> [Task to complete]: Strip the pictures and reproduce the rest of the listing exactly.
======== Data rows
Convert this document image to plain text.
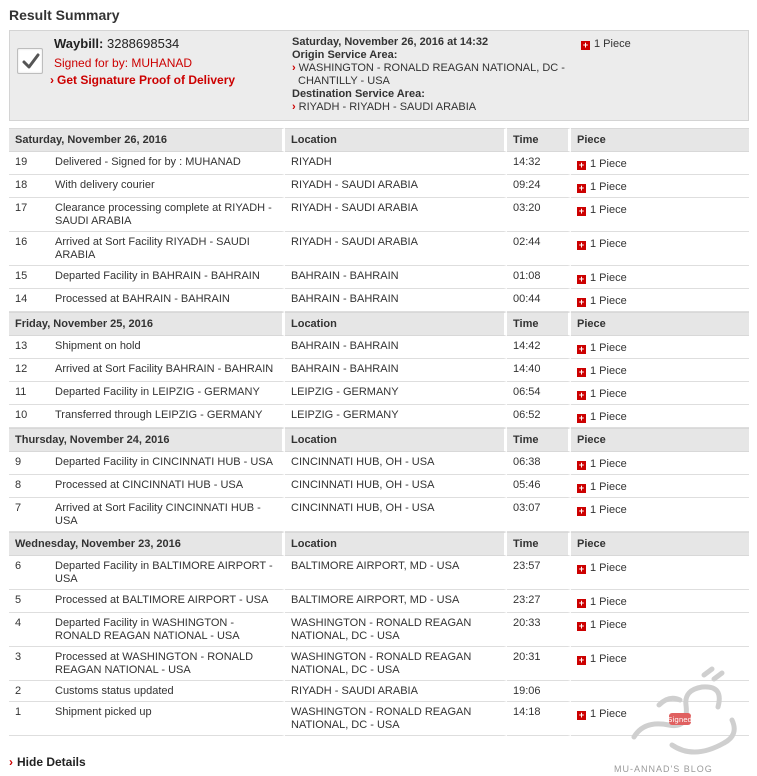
Result Summary
Waybill: 3288698534
Signed for by: MUHANAD
› Get Signature Proof of Delivery
Saturday, November 26, 2016 at 14:32
Origin Service Area:
› WASHINGTON - RONALD REAGAN NATIONAL, DC - CHANTILLY - USA
Destination Service Area:
› RIYADH - RIYADH - SAUDI ARABIA
+ 1 Piece
Saturday, November 26, 2016	Location	Time	Piece

19 Delivered - Signed for by : MUHANAD	RIYADH	14:32	+ 1 Piece

18 With delivery courier	RIYADH - SAUDI ARABIA	09:24	+ 1 Piece

17 Clearance processing complete at RIYADH - SAUDI ARABIA	RIYADH - SAUDI ARABIA	03:20	+ 1 Piece

16 Arrived at Sort Facility RIYADH - SAUDI ARABIA	RIYADH - SAUDI ARABIA	02:44	+ 1 Piece

15 Departed Facility in BAHRAIN - BAHRAIN	BAHRAIN - BAHRAIN	01:08	+ 1 Piece

14 Processed at BAHRAIN - BAHRAIN	BAHRAIN - BAHRAIN	00:44	+ 1 Piece
Friday, November 25, 2016	Location	Time	Piece

13 Shipment on hold	BAHRAIN - BAHRAIN	14:42	+ 1 Piece

12 Arrived at Sort Facility BAHRAIN - BAHRAIN	BAHRAIN - BAHRAIN	14:40	+ 1 Piece

11 Departed Facility in LEIPZIG - GERMANY	LEIPZIG - GERMANY	06:54	+ 1 Piece

10 Transferred through LEIPZIG - GERMANY	LEIPZIG - GERMANY	06:52	+ 1 Piece
Thursday, November 24, 2016	Location	Time	Piece

9 Departed Facility in CINCINNATI HUB - USA	CINCINNATI HUB, OH - USA	06:38	+ 1 Piece

8 Processed at CINCINNATI HUB - USA	CINCINNATI HUB, OH - USA	05:46	+ 1 Piece

7 Arrived at Sort Facility CINCINNATI HUB - USA	CINCINNATI HUB, OH - USA	03:07	+ 1 Piece
Wednesday, November 23, 2016	Location	Time	Piece

6 Departed Facility in BALTIMORE AIRPORT - USA	BALTIMORE AIRPORT, MD - USA	23:57	+ 1 Piece

5 Processed at BALTIMORE AIRPORT - USA	BALTIMORE AIRPORT, MD - USA	23:27	+ 1 Piece

4 Departed Facility in WASHINGTON - RONALD REAGAN NATIONAL - USA	WASHINGTON - RONALD REAGAN NATIONAL, DC - USA	20:33	+ 1 Piece

3 Processed at WASHINGTON - RONALD REAGAN NATIONAL - USA	WASHINGTON - RONALD REAGAN NATIONAL, DC - USA	20:31	+ 1 Piece

2 Customs status updated	RIYADH - SAUDI ARABIA	19:06	

1 Shipment picked up	WASHINGTON - RONALD REAGAN NATIONAL, DC - USA	14:18	+ 1 Piece
› Hide Details
Signed
MU-ANNAD'S BLOG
================
> [Task result]:
Convert this document image to plain text.
Result Summary
Waybill: 3288698534
Signed for by: MUHANAD
› Get Signature Proof of Delivery
Saturday, November 26, 2016 at 14:32
Origin Service Area:
› WASHINGTON - RONALD REAGAN NATIONAL, DC - CHANTILLY - USA
Destination Service Area:
› RIYADH - RIYADH - SAUDI ARABIA
+ 1 Piece
Saturday, November 26, 2016	Location	Time	Piece

19 Delivered - Signed for by : MUHANAD	RIYADH	14:32	+ 1 Piece

18 With delivery courier	RIYADH - SAUDI ARABIA	09:24	+ 1 Piece

17 Clearance processing complete at RIYADH - SAUDI ARABIA	RIYADH - SAUDI ARABIA	03:20	+ 1 Piece

16 Arrived at Sort Facility RIYADH - SAUDI ARABIA	RIYADH - SAUDI ARABIA	02:44	+ 1 Piece

15 Departed Facility in BAHRAIN - BAHRAIN	BAHRAIN - BAHRAIN	01:08	+ 1 Piece

14 Processed at BAHRAIN - BAHRAIN	BAHRAIN - BAHRAIN	00:44	+ 1 Piece
Friday, November 25, 2016	Location	Time	Piece

13 Shipment on hold	BAHRAIN - BAHRAIN	14:42	+ 1 Piece

12 Arrived at Sort Facility BAHRAIN - BAHRAIN	BAHRAIN - BAHRAIN	14:40	+ 1 Piece

11 Departed Facility in LEIPZIG - GERMANY	LEIPZIG - GERMANY	06:54	+ 1 Piece

10 Transferred through LEIPZIG - GERMANY	LEIPZIG - GERMANY	06:52	+ 1 Piece
Thursday, November 24, 2016	Location	Time	Piece

9 Departed Facility in CINCINNATI HUB - USA	CINCINNATI HUB, OH - USA	06:38	+ 1 Piece

8 Processed at CINCINNATI HUB - USA	CINCINNATI HUB, OH - USA	05:46	+ 1 Piece

7 Arrived at Sort Facility CINCINNATI HUB - USA	CINCINNATI HUB, OH - USA	03:07	+ 1 Piece
Wednesday, November 23, 2016	Location	Time	Piece

6 Departed Facility in BALTIMORE AIRPORT - USA	BALTIMORE AIRPORT, MD - USA	23:57	+ 1 Piece

5 Processed at BALTIMORE AIRPORT - USA	BALTIMORE AIRPORT, MD - USA	23:27	+ 1 Piece

4 Departed Facility in WASHINGTON - RONALD REAGAN NATIONAL - USA	WASHINGTON - RONALD REAGAN NATIONAL, DC - USA	20:33	+ 1 Piece

3 Processed at WASHINGTON - RONALD REAGAN NATIONAL - USA	WASHINGTON - RONALD REAGAN NATIONAL, DC - USA	20:31	+ 1 Piece

2 Customs status updated	RIYADH - SAUDI ARABIA	19:06	

1 Shipment picked up	WASHINGTON - RONALD REAGAN NATIONAL, DC - USA	14:18	+ 1 Piece
› Hide Details
Signed
MU-ANNAD'S BLOG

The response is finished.